#### What to produce
Return all lines where the word "font" can be found.

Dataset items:
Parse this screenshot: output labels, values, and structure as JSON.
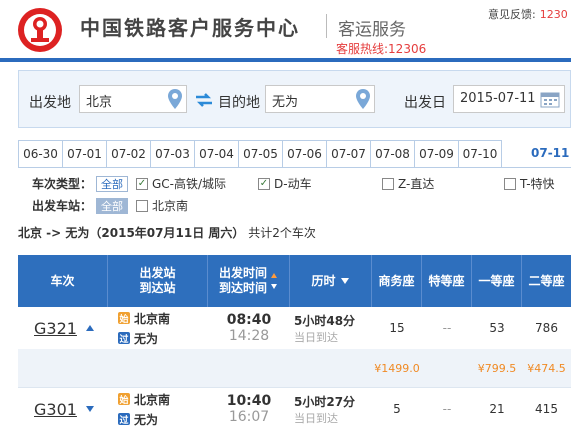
{
  "header": {
    "brand": "中国铁路客户服务中心",
    "subtitle": "客运服务",
    "hotline": "客服热线:12306",
    "feedback_label": "意见反馈:",
    "feedback_value": "1230"
  },
  "search": {
    "from_label": "出发地",
    "from_value": "北京",
    "to_label": "目的地",
    "to_value": "无为",
    "date_label": "出发日",
    "date_value": "2015-07-11"
  },
  "date_tabs": [
    "06-30",
    "07-01",
    "07-02",
    "07-03",
    "07-04",
    "07-05",
    "07-06",
    "07-07",
    "07-08",
    "07-09",
    "07-10"
  ],
  "active_tab": "07-11",
  "filters": {
    "type_label": "车次类型：",
    "all_label": "全部",
    "types": [
      {
        "label": "GC-高铁/城际",
        "checked": true
      },
      {
        "label": "D-动车",
        "checked": true
      },
      {
        "label": "Z-直达",
        "checked": false
      },
      {
        "label": "T-特快",
        "checked": false
      }
    ],
    "station_label": "出发车站：",
    "station_all": "全部",
    "stations": [
      {
        "label": "北京南",
        "checked": false
      }
    ]
  },
  "result": {
    "route": "北京 -> 无为（2015年07月11日  周六）",
    "count": "共计2个车次"
  },
  "table": {
    "headers": {
      "train": "车次",
      "station_line1": "出发站",
      "station_line2": "到达站",
      "time_line1": "出发时间",
      "time_line2": "到达时间",
      "duration": "历时",
      "business": "商务座",
      "premium": "特等座",
      "first": "一等座",
      "second": "二等座"
    },
    "rows": [
      {
        "train": "G321",
        "from_badge": "始",
        "from": "北京南",
        "to_badge": "过",
        "to": "无为",
        "depart": "08:40",
        "arrive": "14:28",
        "duration": "5小时48分",
        "arrive_day": "当日到达",
        "business": "15",
        "premium": "--",
        "first": "53",
        "second": "786",
        "price_business": "¥1499.0",
        "price_first": "¥799.5",
        "price_second": "¥474.5"
      },
      {
        "train": "G301",
        "from_badge": "始",
        "from": "北京南",
        "to_badge": "过",
        "to": "无为",
        "depart": "10:40",
        "arrive": "16:07",
        "duration": "5小时27分",
        "arrive_day": "当日到达",
        "business": "5",
        "premium": "--",
        "first": "21",
        "second": "415"
      }
    ]
  }
}
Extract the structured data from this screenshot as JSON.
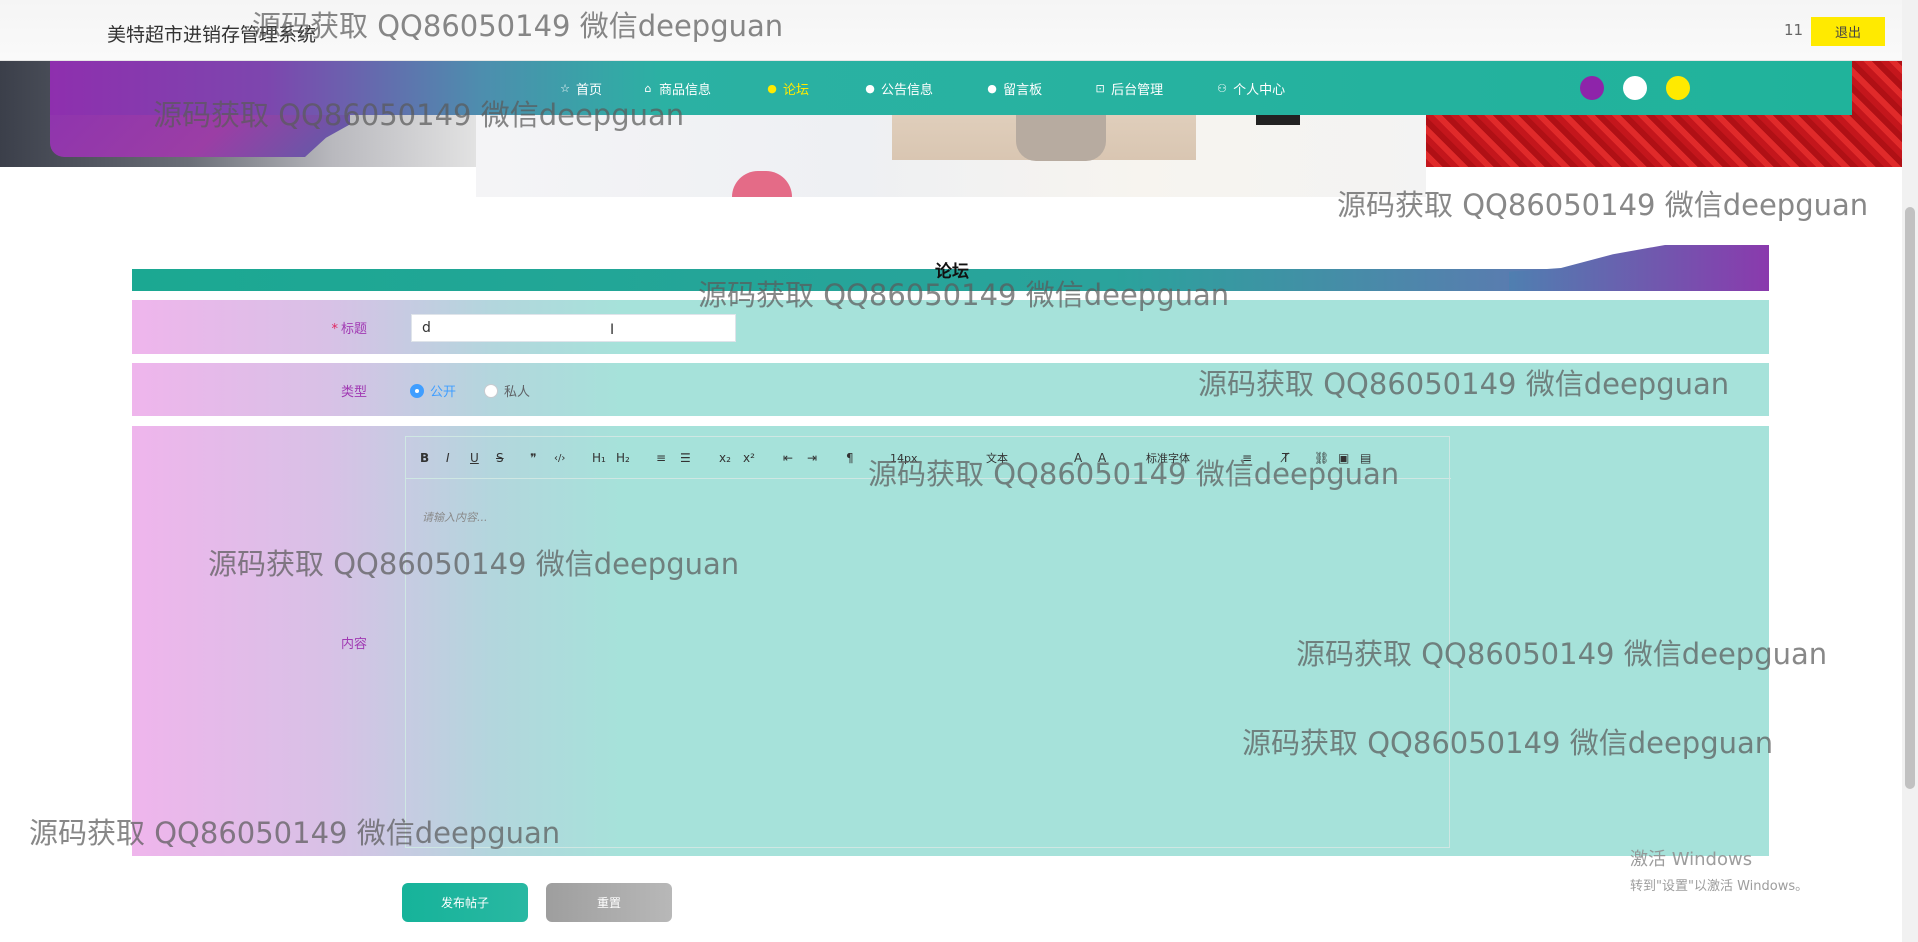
{
  "header": {
    "app_title": "美特超市进销存管理系统",
    "username": "11",
    "logout_label": "退出"
  },
  "nav": {
    "items": [
      {
        "label": "首页",
        "icon": "star-icon"
      },
      {
        "label": "商品信息",
        "icon": "house-icon"
      },
      {
        "label": "论坛",
        "icon": "info-circle-icon",
        "active": true
      },
      {
        "label": "公告信息",
        "icon": "info-circle-icon"
      },
      {
        "label": "留言板",
        "icon": "info-circle-icon"
      },
      {
        "label": "后台管理",
        "icon": "briefcase-icon"
      },
      {
        "label": "个人中心",
        "icon": "user-icon"
      }
    ],
    "theme_colors": [
      "#8e24aa",
      "#ffffff",
      "#ffea00"
    ],
    "active_color": "#ffea00"
  },
  "section": {
    "title": "论坛"
  },
  "form": {
    "title_label": "标题",
    "title_required_mark": "*",
    "title_value": "d",
    "type_label": "类型",
    "type_options": [
      {
        "label": "公开",
        "checked": true
      },
      {
        "label": "私人",
        "checked": false
      }
    ],
    "content_label": "内容",
    "editor_placeholder": "请输入内容...",
    "toolbar": [
      {
        "name": "bold-icon",
        "glyph": "B"
      },
      {
        "name": "italic-icon",
        "glyph": "I"
      },
      {
        "name": "underline-icon",
        "glyph": "U"
      },
      {
        "name": "strikethrough-icon",
        "glyph": "S"
      },
      {
        "name": "blockquote-icon",
        "glyph": "❞"
      },
      {
        "name": "code-block-icon",
        "glyph": "‹/›"
      },
      {
        "name": "header-1-icon",
        "glyph": "H₁"
      },
      {
        "name": "header-2-icon",
        "glyph": "H₂"
      },
      {
        "name": "ordered-list-icon",
        "glyph": "≡"
      },
      {
        "name": "bullet-list-icon",
        "glyph": "☰"
      },
      {
        "name": "subscript-icon",
        "glyph": "x₂"
      },
      {
        "name": "superscript-icon",
        "glyph": "x²"
      },
      {
        "name": "outdent-icon",
        "glyph": "⇤"
      },
      {
        "name": "indent-icon",
        "glyph": "⇥"
      },
      {
        "name": "text-direction-icon",
        "glyph": "¶"
      },
      {
        "name": "font-size-dropdown",
        "glyph": "14px"
      },
      {
        "name": "header-dropdown",
        "glyph": "文本"
      },
      {
        "name": "text-color-icon",
        "glyph": "A"
      },
      {
        "name": "background-color-icon",
        "glyph": "A"
      },
      {
        "name": "font-family-dropdown",
        "glyph": "标准字体"
      },
      {
        "name": "align-icon",
        "glyph": "≡"
      },
      {
        "name": "clear-format-icon",
        "glyph": "T̸"
      },
      {
        "name": "link-icon",
        "glyph": "⛓"
      },
      {
        "name": "image-icon",
        "glyph": "▣"
      },
      {
        "name": "video-icon",
        "glyph": "▤"
      }
    ],
    "submit_label": "发布帖子",
    "reset_label": "重置"
  },
  "watermark": {
    "text": "源码获取 QQ86050149 微信deepguan"
  },
  "windows_activation": {
    "line1": "激活 Windows",
    "line2": "转到\"设置\"以激活 Windows。"
  }
}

#### Finished answer
        "name": "font-size-dropdown",
        "name": "font-family-dropdown",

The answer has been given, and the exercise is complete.